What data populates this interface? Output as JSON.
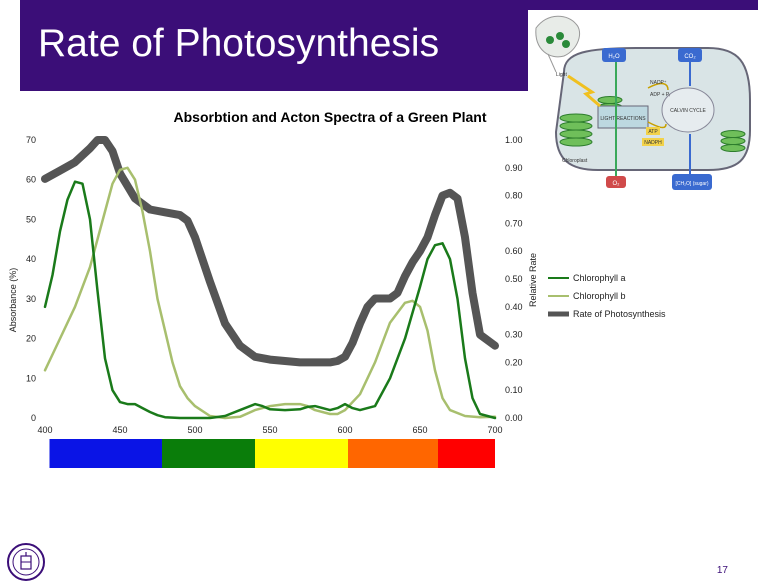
{
  "slide": {
    "title": "Rate of Photosynthesis",
    "page_number": "17"
  },
  "colors": {
    "title_bar": "#3b0e78",
    "chlorophyll_a": "#1a7a1a",
    "chlorophyll_b": "#a8bf6e",
    "rate": "#555555",
    "spectrum": [
      "#0a14e6",
      "#0a7d0a",
      "#ffff00",
      "#ff6600",
      "#ff0000"
    ]
  },
  "icons": {
    "logo": "university-seal-icon",
    "diagram": "chloroplast-diagram"
  },
  "diagram": {
    "labels": [
      "H₂O",
      "CO₂",
      "Light",
      "LIGHT REACTIONS",
      "CALVIN CYCLE",
      "NADP⁺",
      "ADP + Pᵢ",
      "ATP",
      "NADPH",
      "Chloroplast",
      "O₂",
      "[CH₂O] (sugar)"
    ]
  },
  "chart_data": {
    "type": "line",
    "title": "Absorbtion and Acton Spectra of a Green Plant",
    "xlabel": "",
    "ylabel": "Absorbance (%)",
    "y2label": "Relative Rate",
    "xlim": [
      400,
      700
    ],
    "ylim": [
      0,
      70
    ],
    "y2lim": [
      0.0,
      1.0
    ],
    "x_ticks": [
      400,
      450,
      500,
      550,
      600,
      650,
      700
    ],
    "y_ticks": [
      0,
      10,
      20,
      30,
      40,
      50,
      60,
      70
    ],
    "y2_ticks": [
      "0.00",
      "0.10",
      "0.20",
      "0.30",
      "0.40",
      "0.50",
      "0.60",
      "0.70",
      "0.80",
      "0.90",
      "1.00"
    ],
    "grid": false,
    "legend_position": "right",
    "spectrum_bands": [
      {
        "from": 403,
        "to": 478,
        "color": "#0a14e6"
      },
      {
        "from": 478,
        "to": 540,
        "color": "#0a7d0a"
      },
      {
        "from": 540,
        "to": 602,
        "color": "#ffff00"
      },
      {
        "from": 602,
        "to": 662,
        "color": "#ff6600"
      },
      {
        "from": 662,
        "to": 700,
        "color": "#ff0000"
      }
    ],
    "series": [
      {
        "name": "Chlorophyll a",
        "axis": "left",
        "color": "#1a7a1a",
        "width": 2.5,
        "points": [
          [
            400,
            28
          ],
          [
            405,
            36
          ],
          [
            410,
            47
          ],
          [
            415,
            55
          ],
          [
            420,
            59.5
          ],
          [
            425,
            59
          ],
          [
            430,
            50
          ],
          [
            435,
            32
          ],
          [
            440,
            15
          ],
          [
            445,
            7
          ],
          [
            450,
            4
          ],
          [
            455,
            3.5
          ],
          [
            460,
            3.5
          ],
          [
            465,
            2.5
          ],
          [
            470,
            1.5
          ],
          [
            475,
            0.7
          ],
          [
            480,
            0.2
          ],
          [
            490,
            0
          ],
          [
            500,
            0
          ],
          [
            510,
            0
          ],
          [
            520,
            0.5
          ],
          [
            530,
            2
          ],
          [
            540,
            3.5
          ],
          [
            545,
            3
          ],
          [
            550,
            2.2
          ],
          [
            560,
            2
          ],
          [
            570,
            2.2
          ],
          [
            575,
            2.8
          ],
          [
            580,
            3
          ],
          [
            590,
            2
          ],
          [
            595,
            2.5
          ],
          [
            600,
            3.5
          ],
          [
            605,
            2.5
          ],
          [
            610,
            2
          ],
          [
            620,
            3
          ],
          [
            630,
            10
          ],
          [
            640,
            20
          ],
          [
            650,
            33
          ],
          [
            655,
            40
          ],
          [
            660,
            43.5
          ],
          [
            665,
            44
          ],
          [
            670,
            40
          ],
          [
            675,
            30
          ],
          [
            680,
            15
          ],
          [
            685,
            5
          ],
          [
            690,
            1
          ],
          [
            700,
            0
          ]
        ]
      },
      {
        "name": "Chlorophyll b",
        "axis": "left",
        "color": "#a8bf6e",
        "width": 2.5,
        "points": [
          [
            400,
            12
          ],
          [
            405,
            16
          ],
          [
            410,
            20
          ],
          [
            420,
            28
          ],
          [
            430,
            38
          ],
          [
            440,
            52
          ],
          [
            445,
            59
          ],
          [
            450,
            62.5
          ],
          [
            455,
            63
          ],
          [
            460,
            60
          ],
          [
            465,
            52
          ],
          [
            470,
            42
          ],
          [
            475,
            30
          ],
          [
            480,
            22
          ],
          [
            485,
            14
          ],
          [
            490,
            8
          ],
          [
            495,
            5
          ],
          [
            500,
            3
          ],
          [
            510,
            0.5
          ],
          [
            520,
            0
          ],
          [
            530,
            0.3
          ],
          [
            540,
            2
          ],
          [
            550,
            3
          ],
          [
            560,
            3.5
          ],
          [
            570,
            3.5
          ],
          [
            575,
            3
          ],
          [
            580,
            2
          ],
          [
            590,
            1
          ],
          [
            595,
            1
          ],
          [
            600,
            2
          ],
          [
            610,
            6
          ],
          [
            620,
            14
          ],
          [
            630,
            24
          ],
          [
            640,
            29
          ],
          [
            645,
            29.5
          ],
          [
            650,
            28
          ],
          [
            655,
            22
          ],
          [
            660,
            12
          ],
          [
            665,
            5
          ],
          [
            670,
            2
          ],
          [
            680,
            0.5
          ],
          [
            690,
            0.2
          ],
          [
            700,
            0.3
          ]
        ]
      },
      {
        "name": "Rate of Photosynthesis",
        "axis": "right",
        "color": "#555555",
        "width": 8,
        "points": [
          [
            400,
            0.86
          ],
          [
            410,
            0.89
          ],
          [
            420,
            0.92
          ],
          [
            430,
            0.97
          ],
          [
            435,
            1.0
          ],
          [
            440,
            1.0
          ],
          [
            445,
            0.96
          ],
          [
            450,
            0.88
          ],
          [
            460,
            0.79
          ],
          [
            470,
            0.75
          ],
          [
            480,
            0.74
          ],
          [
            490,
            0.73
          ],
          [
            495,
            0.71
          ],
          [
            500,
            0.65
          ],
          [
            510,
            0.49
          ],
          [
            520,
            0.34
          ],
          [
            530,
            0.26
          ],
          [
            540,
            0.22
          ],
          [
            550,
            0.21
          ],
          [
            560,
            0.205
          ],
          [
            570,
            0.2
          ],
          [
            580,
            0.2
          ],
          [
            590,
            0.2
          ],
          [
            595,
            0.205
          ],
          [
            600,
            0.22
          ],
          [
            605,
            0.27
          ],
          [
            610,
            0.34
          ],
          [
            615,
            0.4
          ],
          [
            620,
            0.43
          ],
          [
            625,
            0.43
          ],
          [
            630,
            0.43
          ],
          [
            635,
            0.45
          ],
          [
            640,
            0.51
          ],
          [
            645,
            0.56
          ],
          [
            650,
            0.6
          ],
          [
            655,
            0.65
          ],
          [
            660,
            0.73
          ],
          [
            665,
            0.8
          ],
          [
            670,
            0.81
          ],
          [
            675,
            0.79
          ],
          [
            680,
            0.65
          ],
          [
            685,
            0.45
          ],
          [
            690,
            0.3
          ],
          [
            700,
            0.26
          ]
        ]
      }
    ]
  }
}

• • • •

### YOUR INSTRUCTIONS
Set down the complete material exactly, but do not include the images.

### TASK SOLUTION
What data populates this interface? Output as JSON.
{
  "slide": {
    "title": "Rate of Photosynthesis",
    "page_number": "17"
  },
  "colors": {
    "title_bar": "#3b0e78",
    "chlorophyll_a": "#1a7a1a",
    "chlorophyll_b": "#a8bf6e",
    "rate": "#555555",
    "spectrum": [
      "#0a14e6",
      "#0a7d0a",
      "#ffff00",
      "#ff6600",
      "#ff0000"
    ]
  },
  "icons": {
    "logo": "university-seal-icon",
    "diagram": "chloroplast-diagram"
  },
  "diagram": {
    "labels": [
      "H₂O",
      "CO₂",
      "Light",
      "LIGHT REACTIONS",
      "CALVIN CYCLE",
      "NADP⁺",
      "ADP + Pᵢ",
      "ATP",
      "NADPH",
      "Chloroplast",
      "O₂",
      "[CH₂O] (sugar)"
    ]
  },
  "chart_data": {
    "type": "line",
    "title": "Absorbtion and Acton Spectra of a Green Plant",
    "xlabel": "",
    "ylabel": "Absorbance (%)",
    "y2label": "Relative Rate",
    "xlim": [
      400,
      700
    ],
    "ylim": [
      0,
      70
    ],
    "y2lim": [
      0.0,
      1.0
    ],
    "x_ticks": [
      400,
      450,
      500,
      550,
      600,
      650,
      700
    ],
    "y_ticks": [
      0,
      10,
      20,
      30,
      40,
      50,
      60,
      70
    ],
    "y2_ticks": [
      "0.00",
      "0.10",
      "0.20",
      "0.30",
      "0.40",
      "0.50",
      "0.60",
      "0.70",
      "0.80",
      "0.90",
      "1.00"
    ],
    "grid": false,
    "legend_position": "right",
    "spectrum_bands": [
      {
        "from": 403,
        "to": 478,
        "color": "#0a14e6"
      },
      {
        "from": 478,
        "to": 540,
        "color": "#0a7d0a"
      },
      {
        "from": 540,
        "to": 602,
        "color": "#ffff00"
      },
      {
        "from": 602,
        "to": 662,
        "color": "#ff6600"
      },
      {
        "from": 662,
        "to": 700,
        "color": "#ff0000"
      }
    ],
    "series": [
      {
        "name": "Chlorophyll a",
        "axis": "left",
        "color": "#1a7a1a",
        "width": 2.5,
        "points": [
          [
            400,
            28
          ],
          [
            405,
            36
          ],
          [
            410,
            47
          ],
          [
            415,
            55
          ],
          [
            420,
            59.5
          ],
          [
            425,
            59
          ],
          [
            430,
            50
          ],
          [
            435,
            32
          ],
          [
            440,
            15
          ],
          [
            445,
            7
          ],
          [
            450,
            4
          ],
          [
            455,
            3.5
          ],
          [
            460,
            3.5
          ],
          [
            465,
            2.5
          ],
          [
            470,
            1.5
          ],
          [
            475,
            0.7
          ],
          [
            480,
            0.2
          ],
          [
            490,
            0
          ],
          [
            500,
            0
          ],
          [
            510,
            0
          ],
          [
            520,
            0.5
          ],
          [
            530,
            2
          ],
          [
            540,
            3.5
          ],
          [
            545,
            3
          ],
          [
            550,
            2.2
          ],
          [
            560,
            2
          ],
          [
            570,
            2.2
          ],
          [
            575,
            2.8
          ],
          [
            580,
            3
          ],
          [
            590,
            2
          ],
          [
            595,
            2.5
          ],
          [
            600,
            3.5
          ],
          [
            605,
            2.5
          ],
          [
            610,
            2
          ],
          [
            620,
            3
          ],
          [
            630,
            10
          ],
          [
            640,
            20
          ],
          [
            650,
            33
          ],
          [
            655,
            40
          ],
          [
            660,
            43.5
          ],
          [
            665,
            44
          ],
          [
            670,
            40
          ],
          [
            675,
            30
          ],
          [
            680,
            15
          ],
          [
            685,
            5
          ],
          [
            690,
            1
          ],
          [
            700,
            0
          ]
        ]
      },
      {
        "name": "Chlorophyll b",
        "axis": "left",
        "color": "#a8bf6e",
        "width": 2.5,
        "points": [
          [
            400,
            12
          ],
          [
            405,
            16
          ],
          [
            410,
            20
          ],
          [
            420,
            28
          ],
          [
            430,
            38
          ],
          [
            440,
            52
          ],
          [
            445,
            59
          ],
          [
            450,
            62.5
          ],
          [
            455,
            63
          ],
          [
            460,
            60
          ],
          [
            465,
            52
          ],
          [
            470,
            42
          ],
          [
            475,
            30
          ],
          [
            480,
            22
          ],
          [
            485,
            14
          ],
          [
            490,
            8
          ],
          [
            495,
            5
          ],
          [
            500,
            3
          ],
          [
            510,
            0.5
          ],
          [
            520,
            0
          ],
          [
            530,
            0.3
          ],
          [
            540,
            2
          ],
          [
            550,
            3
          ],
          [
            560,
            3.5
          ],
          [
            570,
            3.5
          ],
          [
            575,
            3
          ],
          [
            580,
            2
          ],
          [
            590,
            1
          ],
          [
            595,
            1
          ],
          [
            600,
            2
          ],
          [
            610,
            6
          ],
          [
            620,
            14
          ],
          [
            630,
            24
          ],
          [
            640,
            29
          ],
          [
            645,
            29.5
          ],
          [
            650,
            28
          ],
          [
            655,
            22
          ],
          [
            660,
            12
          ],
          [
            665,
            5
          ],
          [
            670,
            2
          ],
          [
            680,
            0.5
          ],
          [
            690,
            0.2
          ],
          [
            700,
            0.3
          ]
        ]
      },
      {
        "name": "Rate of Photosynthesis",
        "axis": "right",
        "color": "#555555",
        "width": 8,
        "points": [
          [
            400,
            0.86
          ],
          [
            410,
            0.89
          ],
          [
            420,
            0.92
          ],
          [
            430,
            0.97
          ],
          [
            435,
            1.0
          ],
          [
            440,
            1.0
          ],
          [
            445,
            0.96
          ],
          [
            450,
            0.88
          ],
          [
            460,
            0.79
          ],
          [
            470,
            0.75
          ],
          [
            480,
            0.74
          ],
          [
            490,
            0.73
          ],
          [
            495,
            0.71
          ],
          [
            500,
            0.65
          ],
          [
            510,
            0.49
          ],
          [
            520,
            0.34
          ],
          [
            530,
            0.26
          ],
          [
            540,
            0.22
          ],
          [
            550,
            0.21
          ],
          [
            560,
            0.205
          ],
          [
            570,
            0.2
          ],
          [
            580,
            0.2
          ],
          [
            590,
            0.2
          ],
          [
            595,
            0.205
          ],
          [
            600,
            0.22
          ],
          [
            605,
            0.27
          ],
          [
            610,
            0.34
          ],
          [
            615,
            0.4
          ],
          [
            620,
            0.43
          ],
          [
            625,
            0.43
          ],
          [
            630,
            0.43
          ],
          [
            635,
            0.45
          ],
          [
            640,
            0.51
          ],
          [
            645,
            0.56
          ],
          [
            650,
            0.6
          ],
          [
            655,
            0.65
          ],
          [
            660,
            0.73
          ],
          [
            665,
            0.8
          ],
          [
            670,
            0.81
          ],
          [
            675,
            0.79
          ],
          [
            680,
            0.65
          ],
          [
            685,
            0.45
          ],
          [
            690,
            0.3
          ],
          [
            700,
            0.26
          ]
        ]
      }
    ]
  }
}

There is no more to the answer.